##### Recorded data #####

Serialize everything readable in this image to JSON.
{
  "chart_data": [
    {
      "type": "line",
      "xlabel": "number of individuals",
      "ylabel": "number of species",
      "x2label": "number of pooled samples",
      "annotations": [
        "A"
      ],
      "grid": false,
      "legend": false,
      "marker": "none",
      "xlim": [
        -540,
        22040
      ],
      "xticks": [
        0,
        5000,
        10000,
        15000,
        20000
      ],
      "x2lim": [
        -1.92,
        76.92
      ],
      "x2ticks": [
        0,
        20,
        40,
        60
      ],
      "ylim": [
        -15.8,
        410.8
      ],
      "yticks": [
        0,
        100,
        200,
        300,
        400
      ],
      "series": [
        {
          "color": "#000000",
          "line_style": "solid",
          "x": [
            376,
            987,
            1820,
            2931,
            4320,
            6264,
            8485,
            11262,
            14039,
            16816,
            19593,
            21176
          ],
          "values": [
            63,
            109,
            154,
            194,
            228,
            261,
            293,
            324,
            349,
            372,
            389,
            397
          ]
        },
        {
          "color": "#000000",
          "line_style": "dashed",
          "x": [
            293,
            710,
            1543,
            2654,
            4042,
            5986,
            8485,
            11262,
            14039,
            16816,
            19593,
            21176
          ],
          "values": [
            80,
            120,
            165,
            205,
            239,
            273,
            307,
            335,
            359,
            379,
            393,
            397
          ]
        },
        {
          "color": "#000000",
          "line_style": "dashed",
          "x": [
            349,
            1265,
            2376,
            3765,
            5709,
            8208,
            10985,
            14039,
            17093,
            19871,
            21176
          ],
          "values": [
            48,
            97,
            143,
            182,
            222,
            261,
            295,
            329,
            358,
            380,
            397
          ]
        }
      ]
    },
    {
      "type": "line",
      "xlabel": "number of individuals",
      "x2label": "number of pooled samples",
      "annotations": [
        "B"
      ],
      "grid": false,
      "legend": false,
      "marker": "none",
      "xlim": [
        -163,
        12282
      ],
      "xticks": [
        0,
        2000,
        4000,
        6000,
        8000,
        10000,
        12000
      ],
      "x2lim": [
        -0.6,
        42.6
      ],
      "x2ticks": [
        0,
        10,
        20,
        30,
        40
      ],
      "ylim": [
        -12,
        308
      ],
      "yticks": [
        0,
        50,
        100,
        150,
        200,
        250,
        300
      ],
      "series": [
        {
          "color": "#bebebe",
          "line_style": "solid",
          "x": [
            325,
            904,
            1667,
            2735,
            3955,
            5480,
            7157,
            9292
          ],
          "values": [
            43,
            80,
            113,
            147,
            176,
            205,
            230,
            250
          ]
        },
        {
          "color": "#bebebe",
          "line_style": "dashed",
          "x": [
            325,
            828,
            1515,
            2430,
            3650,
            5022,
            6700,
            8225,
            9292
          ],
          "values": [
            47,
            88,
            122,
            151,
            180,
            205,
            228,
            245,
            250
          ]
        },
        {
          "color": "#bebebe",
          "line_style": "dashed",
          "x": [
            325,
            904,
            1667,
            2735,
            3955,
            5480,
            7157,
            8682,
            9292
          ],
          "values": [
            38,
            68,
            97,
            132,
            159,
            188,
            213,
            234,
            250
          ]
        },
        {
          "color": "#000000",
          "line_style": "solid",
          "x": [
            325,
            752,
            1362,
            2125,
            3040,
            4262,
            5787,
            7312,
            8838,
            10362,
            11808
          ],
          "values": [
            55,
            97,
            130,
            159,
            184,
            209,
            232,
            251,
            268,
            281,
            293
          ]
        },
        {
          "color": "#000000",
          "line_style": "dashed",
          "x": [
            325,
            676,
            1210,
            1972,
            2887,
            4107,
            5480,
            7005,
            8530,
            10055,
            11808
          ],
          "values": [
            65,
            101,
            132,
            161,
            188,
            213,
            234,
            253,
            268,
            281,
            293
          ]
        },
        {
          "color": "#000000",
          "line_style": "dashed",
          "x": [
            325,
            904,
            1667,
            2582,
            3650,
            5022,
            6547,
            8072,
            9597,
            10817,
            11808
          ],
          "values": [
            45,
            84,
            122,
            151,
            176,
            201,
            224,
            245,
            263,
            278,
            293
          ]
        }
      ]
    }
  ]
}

#####

What is required: Transcribe the full listing above without leaving anything out.

Solved problem:
Serialize everything readable in this image to JSON.
{
  "chart_data": [
    {
      "type": "line",
      "xlabel": "number of individuals",
      "ylabel": "number of species",
      "x2label": "number of pooled samples",
      "annotations": [
        "A"
      ],
      "grid": false,
      "legend": false,
      "marker": "none",
      "xlim": [
        -540,
        22040
      ],
      "xticks": [
        0,
        5000,
        10000,
        15000,
        20000
      ],
      "x2lim": [
        -1.92,
        76.92
      ],
      "x2ticks": [
        0,
        20,
        40,
        60
      ],
      "ylim": [
        -15.8,
        410.8
      ],
      "yticks": [
        0,
        100,
        200,
        300,
        400
      ],
      "series": [
        {
          "color": "#000000",
          "line_style": "solid",
          "x": [
            376,
            987,
            1820,
            2931,
            4320,
            6264,
            8485,
            11262,
            14039,
            16816,
            19593,
            21176
          ],
          "values": [
            63,
            109,
            154,
            194,
            228,
            261,
            293,
            324,
            349,
            372,
            389,
            397
          ]
        },
        {
          "color": "#000000",
          "line_style": "dashed",
          "x": [
            293,
            710,
            1543,
            2654,
            4042,
            5986,
            8485,
            11262,
            14039,
            16816,
            19593,
            21176
          ],
          "values": [
            80,
            120,
            165,
            205,
            239,
            273,
            307,
            335,
            359,
            379,
            393,
            397
          ]
        },
        {
          "color": "#000000",
          "line_style": "dashed",
          "x": [
            349,
            1265,
            2376,
            3765,
            5709,
            8208,
            10985,
            14039,
            17093,
            19871,
            21176
          ],
          "values": [
            48,
            97,
            143,
            182,
            222,
            261,
            295,
            329,
            358,
            380,
            397
          ]
        }
      ]
    },
    {
      "type": "line",
      "xlabel": "number of individuals",
      "x2label": "number of pooled samples",
      "annotations": [
        "B"
      ],
      "grid": false,
      "legend": false,
      "marker": "none",
      "xlim": [
        -163,
        12282
      ],
      "xticks": [
        0,
        2000,
        4000,
        6000,
        8000,
        10000,
        12000
      ],
      "x2lim": [
        -0.6,
        42.6
      ],
      "x2ticks": [
        0,
        10,
        20,
        30,
        40
      ],
      "ylim": [
        -12,
        308
      ],
      "yticks": [
        0,
        50,
        100,
        150,
        200,
        250,
        300
      ],
      "series": [
        {
          "color": "#bebebe",
          "line_style": "solid",
          "x": [
            325,
            904,
            1667,
            2735,
            3955,
            5480,
            7157,
            9292
          ],
          "values": [
            43,
            80,
            113,
            147,
            176,
            205,
            230,
            250
          ]
        },
        {
          "color": "#bebebe",
          "line_style": "dashed",
          "x": [
            325,
            828,
            1515,
            2430,
            3650,
            5022,
            6700,
            8225,
            9292
          ],
          "values": [
            47,
            88,
            122,
            151,
            180,
            205,
            228,
            245,
            250
          ]
        },
        {
          "color": "#bebebe",
          "line_style": "dashed",
          "x": [
            325,
            904,
            1667,
            2735,
            3955,
            5480,
            7157,
            8682,
            9292
          ],
          "values": [
            38,
            68,
            97,
            132,
            159,
            188,
            213,
            234,
            250
          ]
        },
        {
          "color": "#000000",
          "line_style": "solid",
          "x": [
            325,
            752,
            1362,
            2125,
            3040,
            4262,
            5787,
            7312,
            8838,
            10362,
            11808
          ],
          "values": [
            55,
            97,
            130,
            159,
            184,
            209,
            232,
            251,
            268,
            281,
            293
          ]
        },
        {
          "color": "#000000",
          "line_style": "dashed",
          "x": [
            325,
            676,
            1210,
            1972,
            2887,
            4107,
            5480,
            7005,
            8530,
            10055,
            11808
          ],
          "values": [
            65,
            101,
            132,
            161,
            188,
            213,
            234,
            253,
            268,
            281,
            293
          ]
        },
        {
          "color": "#000000",
          "line_style": "dashed",
          "x": [
            325,
            904,
            1667,
            2582,
            3650,
            5022,
            6547,
            8072,
            9597,
            10817,
            11808
          ],
          "values": [
            45,
            84,
            122,
            151,
            176,
            201,
            224,
            245,
            263,
            278,
            293
          ]
        }
      ]
    }
  ]
}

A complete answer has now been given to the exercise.